#### [Task instructions]
Quote the listing below in its entirety, omitting every image.

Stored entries
+ + +
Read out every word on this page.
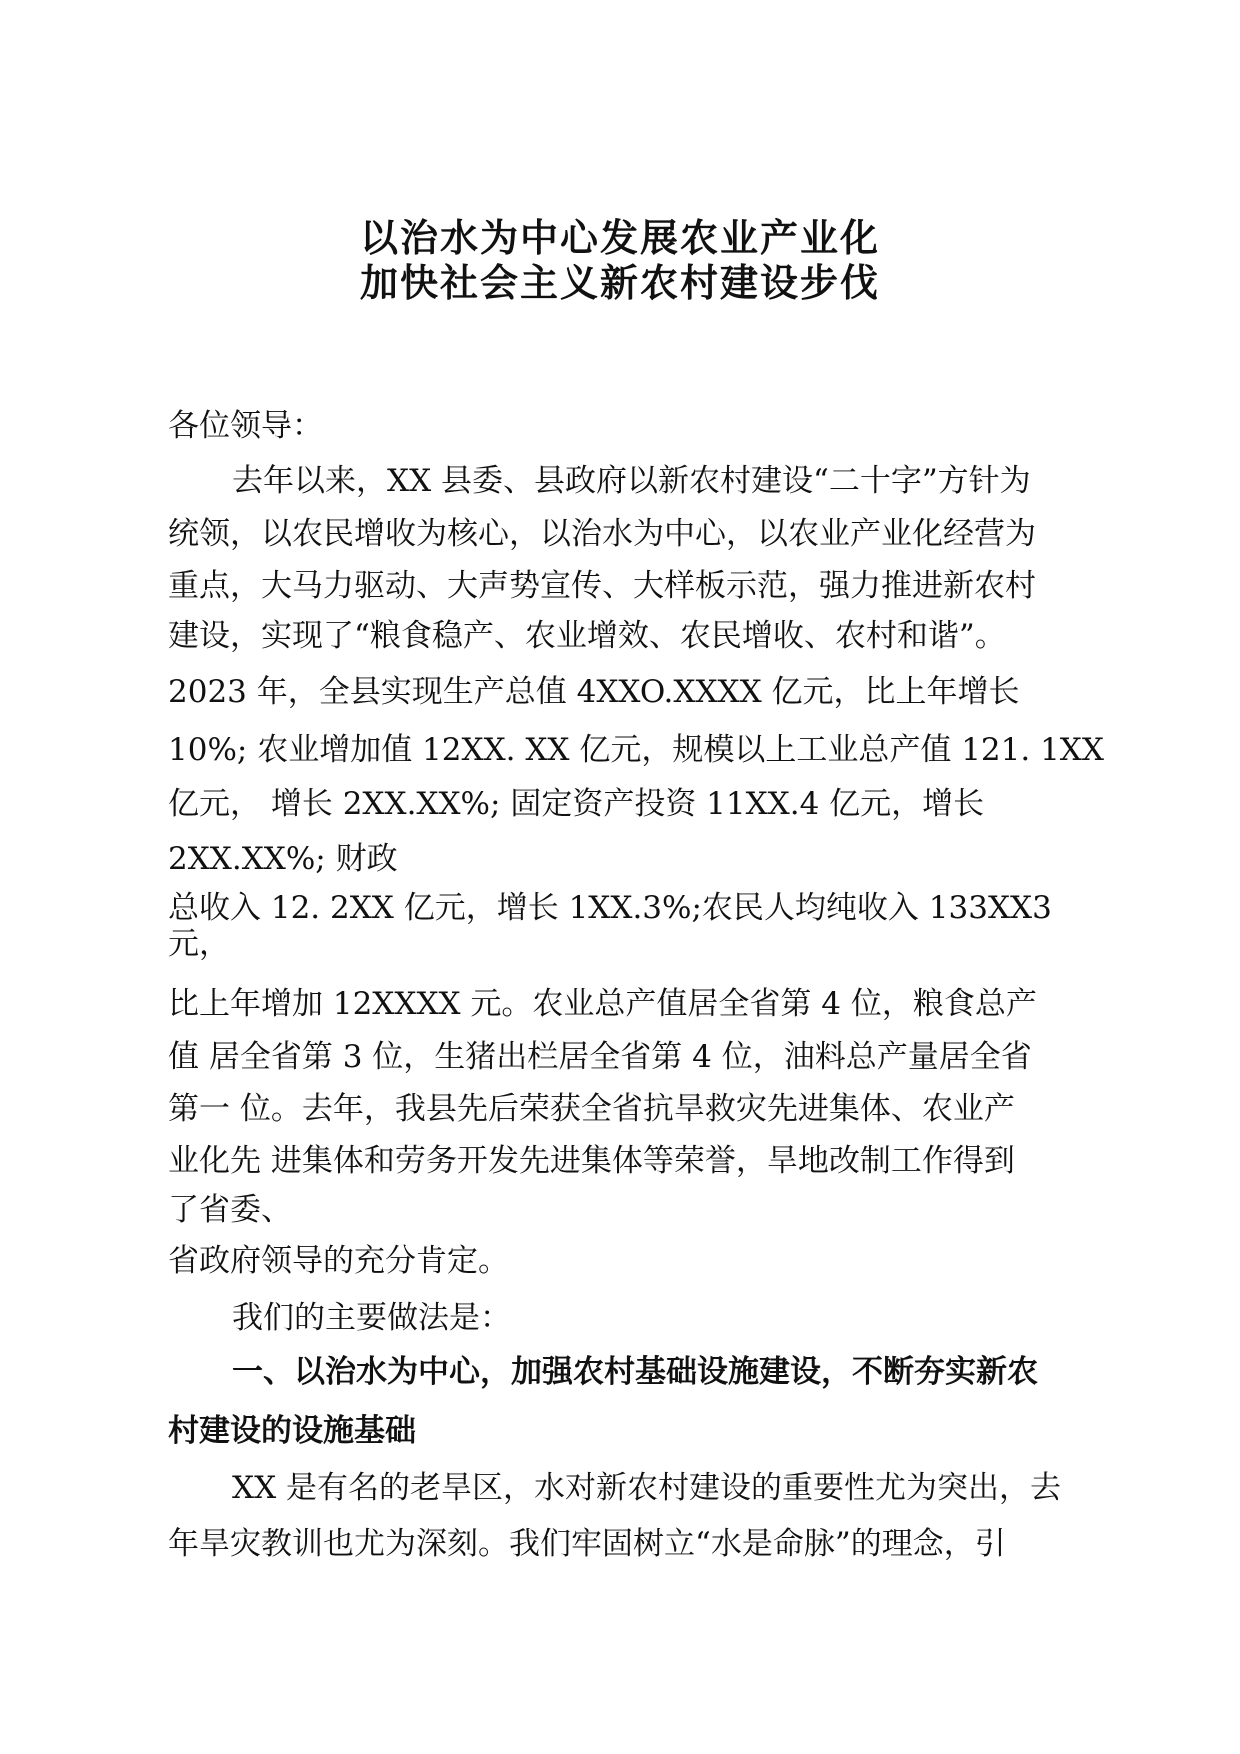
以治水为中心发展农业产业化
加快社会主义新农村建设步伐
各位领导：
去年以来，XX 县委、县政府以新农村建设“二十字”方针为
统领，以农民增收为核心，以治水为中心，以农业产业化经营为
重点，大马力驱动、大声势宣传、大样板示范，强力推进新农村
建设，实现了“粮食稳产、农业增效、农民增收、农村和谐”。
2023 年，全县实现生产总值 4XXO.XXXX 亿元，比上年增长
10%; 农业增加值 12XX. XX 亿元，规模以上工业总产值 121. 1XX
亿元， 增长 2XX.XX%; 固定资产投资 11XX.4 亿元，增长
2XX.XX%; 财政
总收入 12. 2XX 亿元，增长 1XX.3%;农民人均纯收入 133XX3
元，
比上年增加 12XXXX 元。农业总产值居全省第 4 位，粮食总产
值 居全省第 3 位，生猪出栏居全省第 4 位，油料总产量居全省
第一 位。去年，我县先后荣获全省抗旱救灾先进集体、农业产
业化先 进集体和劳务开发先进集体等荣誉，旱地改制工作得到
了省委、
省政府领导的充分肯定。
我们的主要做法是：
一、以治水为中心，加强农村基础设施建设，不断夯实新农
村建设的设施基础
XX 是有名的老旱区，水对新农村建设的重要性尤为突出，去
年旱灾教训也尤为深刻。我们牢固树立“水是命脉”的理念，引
+ + +
#### [Answer for the task]
Read out every word on this page.
以治水为中心发展农业产业化
加快社会主义新农村建设步伐
各位领导：
去年以来，XX 县委、县政府以新农村建设“二十字”方针为
统领，以农民增收为核心，以治水为中心，以农业产业化经营为
重点，大马力驱动、大声势宣传、大样板示范，强力推进新农村
建设，实现了“粮食稳产、农业增效、农民增收、农村和谐”。
2023 年，全县实现生产总值 4XXO.XXXX 亿元，比上年增长
10%; 农业增加值 12XX. XX 亿元，规模以上工业总产值 121. 1XX
亿元， 增长 2XX.XX%; 固定资产投资 11XX.4 亿元，增长
2XX.XX%; 财政
总收入 12. 2XX 亿元，增长 1XX.3%;农民人均纯收入 133XX3
元，
比上年增加 12XXXX 元。农业总产值居全省第 4 位，粮食总产
值 居全省第 3 位，生猪出栏居全省第 4 位，油料总产量居全省
第一 位。去年，我县先后荣获全省抗旱救灾先进集体、农业产
业化先 进集体和劳务开发先进集体等荣誉，旱地改制工作得到
了省委、
省政府领导的充分肯定。
我们的主要做法是：
一、以治水为中心，加强农村基础设施建设，不断夯实新农
村建设的设施基础
XX 是有名的老旱区，水对新农村建设的重要性尤为突出，去
年旱灾教训也尤为深刻。我们牢固树立“水是命脉”的理念，引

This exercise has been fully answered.